▶ [Working data]
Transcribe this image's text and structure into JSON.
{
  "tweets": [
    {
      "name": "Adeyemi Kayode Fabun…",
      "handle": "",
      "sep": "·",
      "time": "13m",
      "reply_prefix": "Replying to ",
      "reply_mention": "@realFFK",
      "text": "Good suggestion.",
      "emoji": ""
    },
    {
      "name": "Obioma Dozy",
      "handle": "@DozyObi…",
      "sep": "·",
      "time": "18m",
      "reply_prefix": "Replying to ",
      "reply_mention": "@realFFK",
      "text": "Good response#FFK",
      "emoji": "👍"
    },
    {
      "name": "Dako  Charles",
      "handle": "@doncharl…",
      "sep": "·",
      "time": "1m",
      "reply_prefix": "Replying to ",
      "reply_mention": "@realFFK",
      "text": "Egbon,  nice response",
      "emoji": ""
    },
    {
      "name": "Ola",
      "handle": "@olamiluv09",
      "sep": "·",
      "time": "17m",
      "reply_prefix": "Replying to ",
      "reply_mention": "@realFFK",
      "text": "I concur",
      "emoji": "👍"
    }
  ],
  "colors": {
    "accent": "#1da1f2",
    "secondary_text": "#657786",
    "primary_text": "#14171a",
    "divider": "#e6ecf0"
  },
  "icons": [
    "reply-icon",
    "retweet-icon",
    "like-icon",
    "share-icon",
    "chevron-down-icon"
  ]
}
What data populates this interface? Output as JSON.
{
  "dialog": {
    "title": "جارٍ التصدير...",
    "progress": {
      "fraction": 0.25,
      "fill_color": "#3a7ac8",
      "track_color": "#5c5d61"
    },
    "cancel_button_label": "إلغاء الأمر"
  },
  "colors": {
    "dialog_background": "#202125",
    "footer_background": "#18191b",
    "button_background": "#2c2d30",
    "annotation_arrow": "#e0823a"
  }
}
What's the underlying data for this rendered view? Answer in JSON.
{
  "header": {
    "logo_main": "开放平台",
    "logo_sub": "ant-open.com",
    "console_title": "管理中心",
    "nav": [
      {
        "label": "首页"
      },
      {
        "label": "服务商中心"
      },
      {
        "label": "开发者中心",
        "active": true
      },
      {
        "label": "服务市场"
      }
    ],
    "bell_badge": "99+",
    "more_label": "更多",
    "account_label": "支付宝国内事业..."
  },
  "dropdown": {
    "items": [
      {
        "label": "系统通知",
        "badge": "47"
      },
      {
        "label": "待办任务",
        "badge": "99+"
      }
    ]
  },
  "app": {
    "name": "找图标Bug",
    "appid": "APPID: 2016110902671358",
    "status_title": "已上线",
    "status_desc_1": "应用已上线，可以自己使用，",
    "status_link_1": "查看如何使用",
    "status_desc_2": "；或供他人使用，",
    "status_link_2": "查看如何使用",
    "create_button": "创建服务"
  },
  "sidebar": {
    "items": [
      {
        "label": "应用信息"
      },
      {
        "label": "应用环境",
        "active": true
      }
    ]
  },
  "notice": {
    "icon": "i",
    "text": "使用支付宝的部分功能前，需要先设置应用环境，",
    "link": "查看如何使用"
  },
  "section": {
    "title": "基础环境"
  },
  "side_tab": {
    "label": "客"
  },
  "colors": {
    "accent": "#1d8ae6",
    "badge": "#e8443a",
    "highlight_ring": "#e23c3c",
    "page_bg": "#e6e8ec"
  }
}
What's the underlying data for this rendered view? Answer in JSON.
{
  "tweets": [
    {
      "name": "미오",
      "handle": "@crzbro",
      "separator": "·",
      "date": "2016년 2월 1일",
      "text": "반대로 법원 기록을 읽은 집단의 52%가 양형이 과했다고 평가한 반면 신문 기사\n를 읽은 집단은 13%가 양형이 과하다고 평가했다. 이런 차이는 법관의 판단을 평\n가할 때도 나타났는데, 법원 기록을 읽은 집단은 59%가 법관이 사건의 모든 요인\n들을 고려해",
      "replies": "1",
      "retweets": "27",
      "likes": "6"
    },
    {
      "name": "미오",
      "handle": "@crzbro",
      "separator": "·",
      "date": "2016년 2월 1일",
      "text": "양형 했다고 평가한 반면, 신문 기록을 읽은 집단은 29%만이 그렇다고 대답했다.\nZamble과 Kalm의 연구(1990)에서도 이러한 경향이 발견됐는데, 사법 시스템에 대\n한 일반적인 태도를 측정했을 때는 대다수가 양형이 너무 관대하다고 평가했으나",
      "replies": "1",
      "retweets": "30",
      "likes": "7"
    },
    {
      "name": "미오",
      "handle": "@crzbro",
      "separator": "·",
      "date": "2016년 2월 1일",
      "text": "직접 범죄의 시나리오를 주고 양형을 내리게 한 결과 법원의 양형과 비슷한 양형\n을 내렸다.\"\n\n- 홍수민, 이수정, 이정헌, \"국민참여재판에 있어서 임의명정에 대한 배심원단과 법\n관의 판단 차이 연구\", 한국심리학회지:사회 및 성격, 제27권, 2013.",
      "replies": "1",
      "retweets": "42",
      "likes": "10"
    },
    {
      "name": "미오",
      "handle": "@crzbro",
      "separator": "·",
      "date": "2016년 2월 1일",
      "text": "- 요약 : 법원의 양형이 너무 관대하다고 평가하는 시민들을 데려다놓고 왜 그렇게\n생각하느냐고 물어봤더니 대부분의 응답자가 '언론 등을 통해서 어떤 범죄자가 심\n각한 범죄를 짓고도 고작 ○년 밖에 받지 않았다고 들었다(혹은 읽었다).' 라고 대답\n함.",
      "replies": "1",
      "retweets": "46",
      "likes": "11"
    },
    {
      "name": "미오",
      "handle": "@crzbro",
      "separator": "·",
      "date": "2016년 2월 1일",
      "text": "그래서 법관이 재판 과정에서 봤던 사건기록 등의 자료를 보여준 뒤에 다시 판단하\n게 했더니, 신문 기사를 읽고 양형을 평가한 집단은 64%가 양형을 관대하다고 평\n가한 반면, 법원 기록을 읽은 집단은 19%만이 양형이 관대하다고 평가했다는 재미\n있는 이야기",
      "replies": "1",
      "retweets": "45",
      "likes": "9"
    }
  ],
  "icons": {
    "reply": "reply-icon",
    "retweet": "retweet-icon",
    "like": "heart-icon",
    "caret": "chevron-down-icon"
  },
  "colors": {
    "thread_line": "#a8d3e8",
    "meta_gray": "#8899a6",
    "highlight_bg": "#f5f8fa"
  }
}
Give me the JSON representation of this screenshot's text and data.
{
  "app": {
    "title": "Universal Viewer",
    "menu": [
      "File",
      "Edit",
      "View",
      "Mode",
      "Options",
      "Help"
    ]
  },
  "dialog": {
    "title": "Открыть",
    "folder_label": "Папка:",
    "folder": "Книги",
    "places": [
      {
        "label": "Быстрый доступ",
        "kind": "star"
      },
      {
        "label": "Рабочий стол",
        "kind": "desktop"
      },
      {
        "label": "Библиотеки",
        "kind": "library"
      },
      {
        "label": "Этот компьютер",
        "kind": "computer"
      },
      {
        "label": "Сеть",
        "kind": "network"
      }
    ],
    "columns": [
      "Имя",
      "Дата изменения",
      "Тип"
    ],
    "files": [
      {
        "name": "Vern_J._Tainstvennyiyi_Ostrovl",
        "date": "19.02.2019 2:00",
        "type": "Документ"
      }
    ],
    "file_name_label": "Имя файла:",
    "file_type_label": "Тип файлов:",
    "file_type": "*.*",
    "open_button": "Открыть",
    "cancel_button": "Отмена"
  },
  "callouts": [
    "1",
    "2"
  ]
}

▶ [Written task] Copy out the full material exactly as it appears.

▶ [Result below]
Transcribe this image's text and structure into JSON.
{
  "tweets": [
    {
      "name": "Adeyemi Kayode Fabun…",
      "handle": "",
      "sep": "·",
      "time": "13m",
      "reply_prefix": "Replying to ",
      "reply_mention": "@realFFK",
      "text": "Good suggestion.",
      "emoji": ""
    },
    {
      "name": "Obioma Dozy",
      "handle": "@DozyObi…",
      "sep": "·",
      "time": "18m",
      "reply_prefix": "Replying to ",
      "reply_mention": "@realFFK",
      "text": "Good response#FFK",
      "emoji": "👍"
    },
    {
      "name": "Dako  Charles",
      "handle": "@doncharl…",
      "sep": "·",
      "time": "1m",
      "reply_prefix": "Replying to ",
      "reply_mention": "@realFFK",
      "text": "Egbon,  nice response",
      "emoji": ""
    },
    {
      "name": "Ola",
      "handle": "@olamiluv09",
      "sep": "·",
      "time": "17m",
      "reply_prefix": "Replying to ",
      "reply_mention": "@realFFK",
      "text": "I concur",
      "emoji": "👍"
    }
  ],
  "colors": {
    "accent": "#1da1f2",
    "secondary_text": "#657786",
    "primary_text": "#14171a",
    "divider": "#e6ecf0"
  },
  "icons": [
    "reply-icon",
    "retweet-icon",
    "like-icon",
    "share-icon",
    "chevron-down-icon"
  ]
}
What data populates this interface? Output as JSON.
{
  "dialog": {
    "title": "جارٍ التصدير...",
    "progress": {
      "fraction": 0.25,
      "fill_color": "#3a7ac8",
      "track_color": "#5c5d61"
    },
    "cancel_button_label": "إلغاء الأمر"
  },
  "colors": {
    "dialog_background": "#202125",
    "footer_background": "#18191b",
    "button_background": "#2c2d30",
    "annotation_arrow": "#e0823a"
  }
}
What's the underlying data for this rendered view? Answer in JSON.
{
  "header": {
    "logo_main": "开放平台",
    "logo_sub": "ant-open.com",
    "console_title": "管理中心",
    "nav": [
      {
        "label": "首页"
      },
      {
        "label": "服务商中心"
      },
      {
        "label": "开发者中心",
        "active": true
      },
      {
        "label": "服务市场"
      }
    ],
    "bell_badge": "99+",
    "more_label": "更多",
    "account_label": "支付宝国内事业..."
  },
  "dropdown": {
    "items": [
      {
        "label": "系统通知",
        "badge": "47"
      },
      {
        "label": "待办任务",
        "badge": "99+"
      }
    ]
  },
  "app": {
    "name": "找图标Bug",
    "appid": "APPID: 2016110902671358",
    "status_title": "已上线",
    "status_desc_1": "应用已上线，可以自己使用，",
    "status_link_1": "查看如何使用",
    "status_desc_2": "；或供他人使用，",
    "status_link_2": "查看如何使用",
    "create_button": "创建服务"
  },
  "sidebar": {
    "items": [
      {
        "label": "应用信息"
      },
      {
        "label": "应用环境",
        "active": true
      }
    ]
  },
  "notice": {
    "icon": "i",
    "text": "使用支付宝的部分功能前，需要先设置应用环境，",
    "link": "查看如何使用"
  },
  "section": {
    "title": "基础环境"
  },
  "side_tab": {
    "label": "客"
  },
  "colors": {
    "accent": "#1d8ae6",
    "badge": "#e8443a",
    "highlight_ring": "#e23c3c",
    "page_bg": "#e6e8ec"
  }
}
What's the underlying data for this rendered view? Answer in JSON.
{
  "tweets": [
    {
      "name": "미오",
      "handle": "@crzbro",
      "separator": "·",
      "date": "2016년 2월 1일",
      "text": "반대로 법원 기록을 읽은 집단의 52%가 양형이 과했다고 평가한 반면 신문 기사\n를 읽은 집단은 13%가 양형이 과하다고 평가했다. 이런 차이는 법관의 판단을 평\n가할 때도 나타났는데, 법원 기록을 읽은 집단은 59%가 법관이 사건의 모든 요인\n들을 고려해",
      "replies": "1",
      "retweets": "27",
      "likes": "6"
    },
    {
      "name": "미오",
      "handle": "@crzbro",
      "separator": "·",
      "date": "2016년 2월 1일",
      "text": "양형 했다고 평가한 반면, 신문 기록을 읽은 집단은 29%만이 그렇다고 대답했다.\nZamble과 Kalm의 연구(1990)에서도 이러한 경향이 발견됐는데, 사법 시스템에 대\n한 일반적인 태도를 측정했을 때는 대다수가 양형이 너무 관대하다고 평가했으나",
      "replies": "1",
      "retweets": "30",
      "likes": "7"
    },
    {
      "name": "미오",
      "handle": "@crzbro",
      "separator": "·",
      "date": "2016년 2월 1일",
      "text": "직접 범죄의 시나리오를 주고 양형을 내리게 한 결과 법원의 양형과 비슷한 양형\n을 내렸다.\"\n\n- 홍수민, 이수정, 이정헌, \"국민참여재판에 있어서 임의명정에 대한 배심원단과 법\n관의 판단 차이 연구\", 한국심리학회지:사회 및 성격, 제27권, 2013.",
      "replies": "1",
      "retweets": "42",
      "likes": "10"
    },
    {
      "name": "미오",
      "handle": "@crzbro",
      "separator": "·",
      "date": "2016년 2월 1일",
      "text": "- 요약 : 법원의 양형이 너무 관대하다고 평가하는 시민들을 데려다놓고 왜 그렇게\n생각하느냐고 물어봤더니 대부분의 응답자가 '언론 등을 통해서 어떤 범죄자가 심\n각한 범죄를 짓고도 고작 ○년 밖에 받지 않았다고 들었다(혹은 읽었다).' 라고 대답\n함.",
      "replies": "1",
      "retweets": "46",
      "likes": "11"
    },
    {
      "name": "미오",
      "handle": "@crzbro",
      "separator": "·",
      "date": "2016년 2월 1일",
      "text": "그래서 법관이 재판 과정에서 봤던 사건기록 등의 자료를 보여준 뒤에 다시 판단하\n게 했더니, 신문 기사를 읽고 양형을 평가한 집단은 64%가 양형을 관대하다고 평\n가한 반면, 법원 기록을 읽은 집단은 19%만이 양형이 관대하다고 평가했다는 재미\n있는 이야기",
      "replies": "1",
      "retweets": "45",
      "likes": "9"
    }
  ],
  "icons": {
    "reply": "reply-icon",
    "retweet": "retweet-icon",
    "like": "heart-icon",
    "caret": "chevron-down-icon"
  },
  "colors": {
    "thread_line": "#a8d3e8",
    "meta_gray": "#8899a6",
    "highlight_bg": "#f5f8fa"
  }
}
Give me the JSON representation of this screenshot's text and data.
{
  "app": {
    "title": "Universal Viewer",
    "menu": [
      "File",
      "Edit",
      "View",
      "Mode",
      "Options",
      "Help"
    ]
  },
  "dialog": {
    "title": "Открыть",
    "folder_label": "Папка:",
    "folder": "Книги",
    "places": [
      {
        "label": "Быстрый доступ",
        "kind": "star"
      },
      {
        "label": "Рабочий стол",
        "kind": "desktop"
      },
      {
        "label": "Библиотеки",
        "kind": "library"
      },
      {
        "label": "Этот компьютер",
        "kind": "computer"
      },
      {
        "label": "Сеть",
        "kind": "network"
      }
    ],
    "columns": [
      "Имя",
      "Дата изменения",
      "Тип"
    ],
    "files": [
      {
        "name": "Vern_J._Tainstvennyiyi_Ostrovl",
        "date": "19.02.2019 2:00",
        "type": "Документ"
      }
    ],
    "file_name_label": "Имя файла:",
    "file_type_label": "Тип файлов:",
    "file_type": "*.*",
    "open_button": "Открыть",
    "cancel_button": "Отмена"
  },
  "callouts": [
    "1",
    "2"
  ]
}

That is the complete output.